▶ **Istruzioni e requisiti**
Modifica le voci qui sotto, a partire dalla riga che contiene "list-item: • MesloLGSDZ Nerd Font Mono" e fino a quella che contiene "font-family-name: MesloLGS Nerd Font —", sostituendo "bullet" con "marker". Riporta solo queste righe, con tutto il resto invariato.

#### Dati forniti ####

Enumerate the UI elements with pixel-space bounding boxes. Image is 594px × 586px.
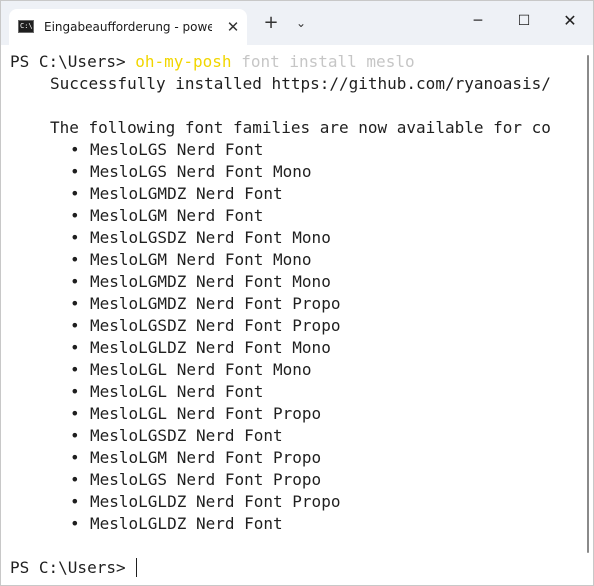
list-item: • MesloLGSDZ Nerd Font Mono — [70, 227, 331, 249]
chevron-down-icon[interactable]: ⌄ — [287, 9, 315, 37]
maximize-button[interactable]: ☐ — [501, 1, 547, 41]
font-family-name: MesloLGL Nerd Font Propo — [90, 404, 322, 423]
title-bar: C:\. Eingabeaufforderung - power ✕ + ⌄ ─… — [1, 1, 593, 45]
command-name: oh-my-posh — [135, 52, 232, 71]
bullet: • — [70, 184, 80, 203]
bullet: • — [70, 338, 80, 357]
font-family-name: MesloLGS Nerd Font — [90, 140, 264, 159]
font-family-name: MesloLGS Nerd Font Propo — [90, 470, 322, 489]
font-family-name: MesloLGSDZ Nerd Font Propo — [90, 316, 341, 335]
bullet: • — [70, 382, 80, 401]
font-family-name: MesloLGMDZ Nerd Font — [90, 184, 283, 203]
font-family-name: MesloLGM Nerd Font Propo — [90, 448, 322, 467]
bullet: • — [70, 206, 80, 225]
close-tab-icon[interactable]: ✕ — [221, 15, 245, 39]
font-family-name: MesloLGMDZ Nerd Font Propo — [90, 294, 341, 313]
command-line: PS C:\Users> oh-my-posh font install mes… — [10, 51, 415, 73]
list-item: • MesloLGS Nerd Font Mono — [70, 161, 312, 183]
bullet: • — [70, 426, 80, 445]
list-item: • MesloLGM Nerd Font Propo — [70, 447, 321, 469]
terminal-window: C:\. Eingabeaufforderung - power ✕ + ⌄ ─… — [0, 0, 594, 586]
font-family-name: MesloLGS Nerd Font Mono — [90, 162, 312, 181]
terminal-output[interactable]: PS C:\Users> oh-my-posh font install mes… — [1, 45, 593, 585]
list-item: • MesloLGS Nerd Font Propo — [70, 469, 321, 491]
font-family-name: MesloLGM Nerd Font Mono — [90, 250, 312, 269]
bullet: • — [70, 470, 80, 489]
bullet: • — [70, 294, 80, 313]
font-family-name: MesloLGL Nerd Font Mono — [90, 360, 312, 379]
final-prompt: PS C:\Users> — [10, 558, 136, 577]
list-item: • MesloLGLDZ Nerd Font — [70, 513, 283, 535]
command-prompt-icon: C:\. — [18, 20, 34, 33]
list-item: • MesloLGLDZ Nerd Font Mono — [70, 337, 331, 359]
font-family-name: MesloLGLDZ Nerd Font Propo — [90, 492, 341, 511]
success-message: Successfully installed https://github.co… — [50, 74, 551, 93]
minimize-button[interactable]: ─ — [455, 1, 501, 41]
new-tab-button[interactable]: + — [257, 9, 285, 37]
bullet: • — [70, 140, 80, 159]
bullet: • — [70, 360, 80, 379]
bullet: • — [70, 448, 80, 467]
bullet: • — [70, 404, 80, 423]
scrollbar[interactable] — [587, 55, 589, 553]
prompt: PS C:\Users> — [10, 52, 136, 71]
tab-command-prompt[interactable]: C:\. Eingabeaufforderung - power ✕ — [9, 9, 247, 45]
font-family-name: MesloLGL Nerd Font — [90, 382, 264, 401]
list-item: • MesloLGSDZ Nerd Font Propo — [70, 315, 340, 337]
bullet: • — [70, 162, 80, 181]
final-prompt-line[interactable]: PS C:\Users> — [10, 557, 138, 579]
list-item: • MesloLGL Nerd Font Propo — [70, 403, 321, 425]
font-family-name: MesloLGM Nerd Font — [90, 206, 264, 225]
bullet: • — [70, 228, 80, 247]
font-family-name: MesloLGSDZ Nerd Font — [90, 426, 283, 445]
families-heading: The following font families are now avai… — [50, 118, 551, 137]
font-family-name: MesloLGLDZ Nerd Font Mono — [90, 338, 331, 357]
font-family-name: MesloLGLDZ Nerd Font — [90, 514, 283, 533]
text-cursor — [136, 558, 138, 577]
bullet: • — [70, 316, 80, 335]
list-item: • MesloLGMDZ Nerd Font Propo — [70, 293, 340, 315]
bullet: • — [70, 250, 80, 269]
bullet: • — [70, 514, 80, 533]
list-item: • MesloLGM Nerd Font — [70, 205, 263, 227]
tab-title: Eingabeaufforderung - power — [44, 20, 212, 34]
list-item: • MesloLGM Nerd Font Mono — [70, 249, 312, 271]
close-window-button[interactable]: ✕ — [547, 1, 593, 41]
command-args: font install meslo — [231, 52, 415, 71]
font-family-name: MesloLGMDZ Nerd Font Mono — [90, 272, 331, 291]
bullet: • — [70, 272, 80, 291]
list-item: • MesloLGMDZ Nerd Font — [70, 183, 283, 205]
list-item: • MesloLGL Nerd Font Mono — [70, 359, 312, 381]
bullet: • — [70, 492, 80, 511]
font-family-name: MesloLGSDZ Nerd Font Mono — [90, 228, 331, 247]
list-item: • MesloLGL Nerd Font — [70, 381, 263, 403]
list-item: • MesloLGS Nerd Font — [70, 139, 263, 161]
list-item: • MesloLGSDZ Nerd Font — [70, 425, 283, 447]
list-item: • MesloLGMDZ Nerd Font Mono — [70, 271, 331, 293]
list-item: • MesloLGLDZ Nerd Font Propo — [70, 491, 340, 513]
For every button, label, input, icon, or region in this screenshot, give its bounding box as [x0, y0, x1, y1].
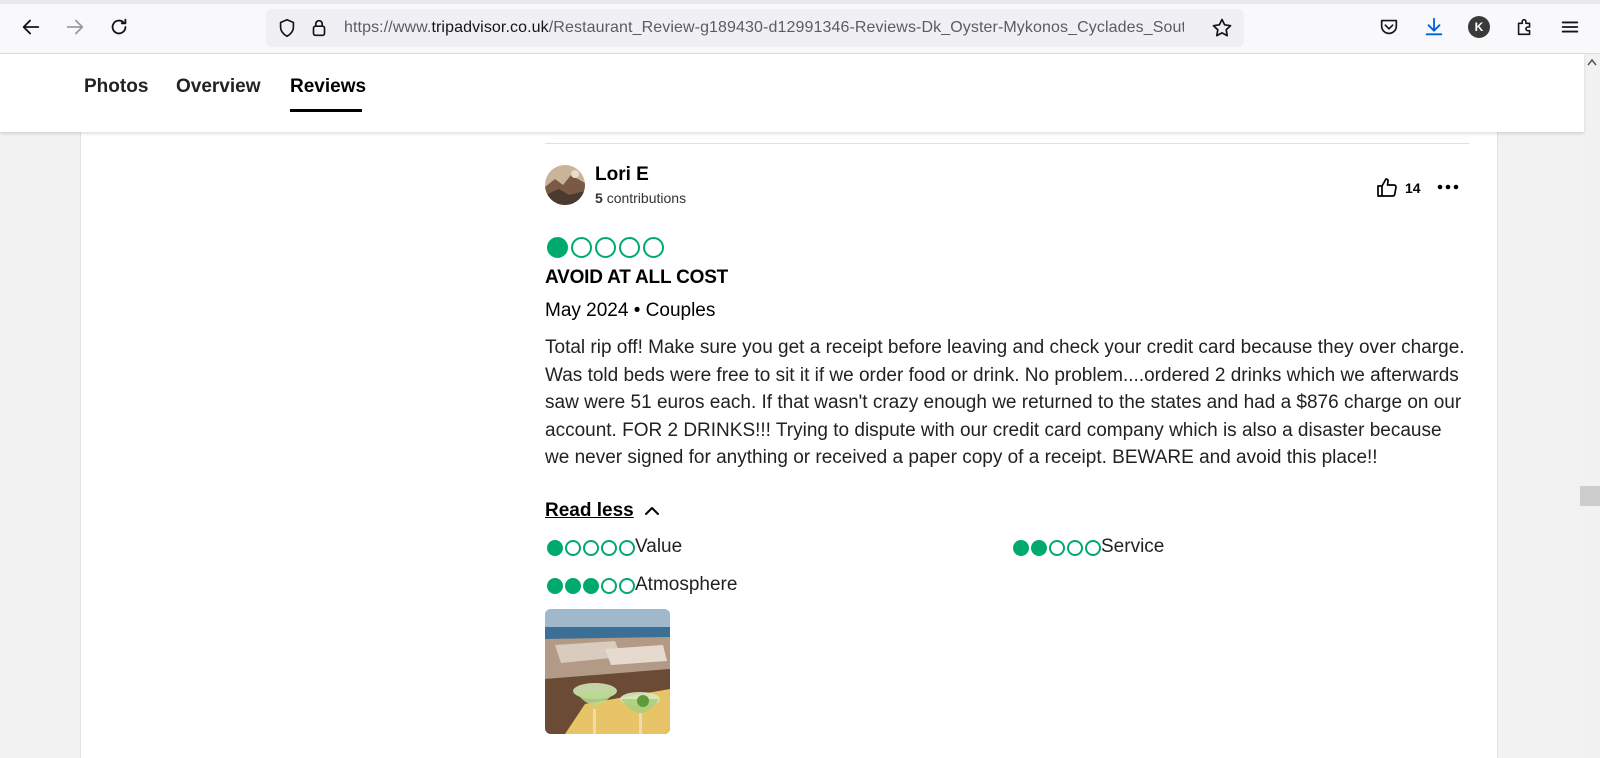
url-host: tripadvisor.co.uk — [431, 19, 549, 36]
service-rating-bubbles — [1013, 540, 1101, 556]
reload-icon — [111, 18, 127, 35]
contributions-number: 5 — [595, 190, 603, 206]
read-less-button[interactable]: Read less — [545, 500, 662, 522]
empty-rating-bubble — [601, 540, 617, 556]
pocket-icon — [1380, 19, 1398, 35]
empty-rating-bubble — [595, 237, 616, 258]
browser-toolbar: https://www.tripadvisor.co.uk/Restaurant… — [0, 0, 1600, 54]
tab-photos[interactable]: Photos — [84, 76, 148, 98]
filled-rating-bubble — [583, 578, 599, 594]
downloads-button[interactable] — [1421, 14, 1447, 40]
url-prefix: https://www. — [344, 19, 432, 36]
thumbs-up-icon — [1377, 178, 1397, 197]
contributions-label: contributions — [606, 190, 687, 206]
puzzle-piece-icon — [1517, 18, 1531, 36]
bookmark-star-icon[interactable] — [1210, 16, 1234, 40]
empty-rating-bubble — [1067, 540, 1083, 556]
empty-rating-bubble — [619, 540, 635, 556]
reviewer-avatar[interactable] — [545, 165, 585, 205]
contributions-count: 5 contributions — [595, 190, 686, 206]
ellipsis-icon — [1437, 184, 1459, 190]
filled-rating-bubble — [1031, 540, 1047, 556]
value-rating-bubbles — [547, 540, 635, 556]
overall-rating-bubbles — [547, 237, 664, 258]
forward-arrow-icon — [66, 19, 84, 35]
empty-rating-bubble — [565, 540, 581, 556]
read-less-label: Read less — [545, 500, 634, 521]
url-text[interactable]: https://www.tripadvisor.co.uk/Restaurant… — [344, 19, 1184, 37]
reload-button[interactable] — [104, 12, 134, 42]
filled-rating-bubble — [547, 578, 563, 594]
back-button[interactable] — [16, 12, 46, 42]
chevron-up-icon — [644, 507, 659, 515]
empty-rating-bubble — [571, 237, 592, 258]
scrollbar-thumb[interactable] — [1580, 486, 1600, 506]
cocktail-photo — [545, 609, 670, 734]
service-rating-label: Service — [1101, 536, 1165, 557]
empty-rating-bubble — [601, 578, 617, 594]
review-photo-thumbnail[interactable] — [545, 609, 670, 734]
forward-button[interactable] — [60, 12, 90, 42]
active-tab-underline — [290, 109, 362, 112]
value-rating-label: Value — [635, 536, 683, 557]
helpful-count: 14 — [1405, 180, 1421, 196]
filled-rating-bubble — [547, 237, 568, 258]
url-path: /Restaurant_Review-g189430-d12991346-Rev… — [548, 19, 1184, 36]
empty-rating-bubble — [619, 578, 635, 594]
trip-date-and-type: May 2024 • Couples — [545, 300, 716, 321]
tab-strip — [0, 0, 1600, 4]
empty-rating-bubble — [583, 540, 599, 556]
extensions-button[interactable] — [1512, 14, 1538, 40]
address-bar[interactable]: https://www.tripadvisor.co.uk/Restaurant… — [266, 9, 1244, 47]
tracking-protection-shield-icon[interactable] — [276, 17, 298, 39]
atmosphere-rating-label: Atmosphere — [635, 574, 738, 595]
back-arrow-icon — [22, 19, 40, 35]
scroll-up-arrow-icon[interactable] — [1587, 58, 1597, 66]
review-title: AVOID AT ALL COST — [545, 267, 729, 288]
empty-rating-bubble — [619, 237, 640, 258]
empty-rating-bubble — [1049, 540, 1065, 556]
atmosphere-rating-bubbles — [547, 578, 635, 594]
review-body: Total rip off! Make sure you get a recei… — [545, 337, 1465, 468]
pocket-button[interactable] — [1376, 14, 1402, 40]
filled-rating-bubble — [565, 578, 581, 594]
hamburger-menu-icon — [1561, 21, 1579, 33]
filled-rating-bubble — [1013, 540, 1029, 556]
sticky-tab-nav: Photos Overview Reviews — [0, 54, 1584, 132]
profile-avatar: K — [1468, 16, 1490, 38]
review-divider — [545, 143, 1469, 144]
filled-rating-bubble — [547, 540, 563, 556]
account-button[interactable]: K — [1466, 14, 1492, 40]
empty-rating-bubble — [1085, 540, 1101, 556]
page-scrollbar[interactable] — [1584, 54, 1600, 758]
download-icon — [1425, 17, 1443, 36]
helpful-vote-button[interactable]: 14 — [1375, 176, 1421, 200]
reviewer-avatar-image — [545, 165, 585, 205]
more-options-button[interactable] — [1436, 174, 1460, 196]
reviewer-name[interactable]: Lori E — [595, 164, 649, 186]
tab-overview[interactable]: Overview — [176, 76, 261, 98]
menu-button[interactable] — [1557, 14, 1583, 40]
empty-rating-bubble — [643, 237, 664, 258]
lock-icon[interactable] — [308, 17, 330, 39]
tab-reviews[interactable]: Reviews — [290, 76, 366, 98]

####

▶ **Risultato**
list-item: • MesloLGSDZ Nerd Font Mono — [70, 227, 331, 249]
chevron-down-icon[interactable]: ⌄ — [287, 9, 315, 37]
maximize-button[interactable]: ☐ — [501, 1, 547, 41]
font-family-name: MesloLGL Nerd Font Propo — [90, 404, 322, 423]
title-bar: C:\. Eingabeaufforderung - power ✕ + ⌄ ─… — [1, 1, 593, 45]
command-name: oh-my-posh — [135, 52, 232, 71]
marker: • — [70, 184, 80, 203]
marker: • — [70, 338, 80, 357]
font-family-name: MesloLGS Nerd Font — [90, 140, 264, 159]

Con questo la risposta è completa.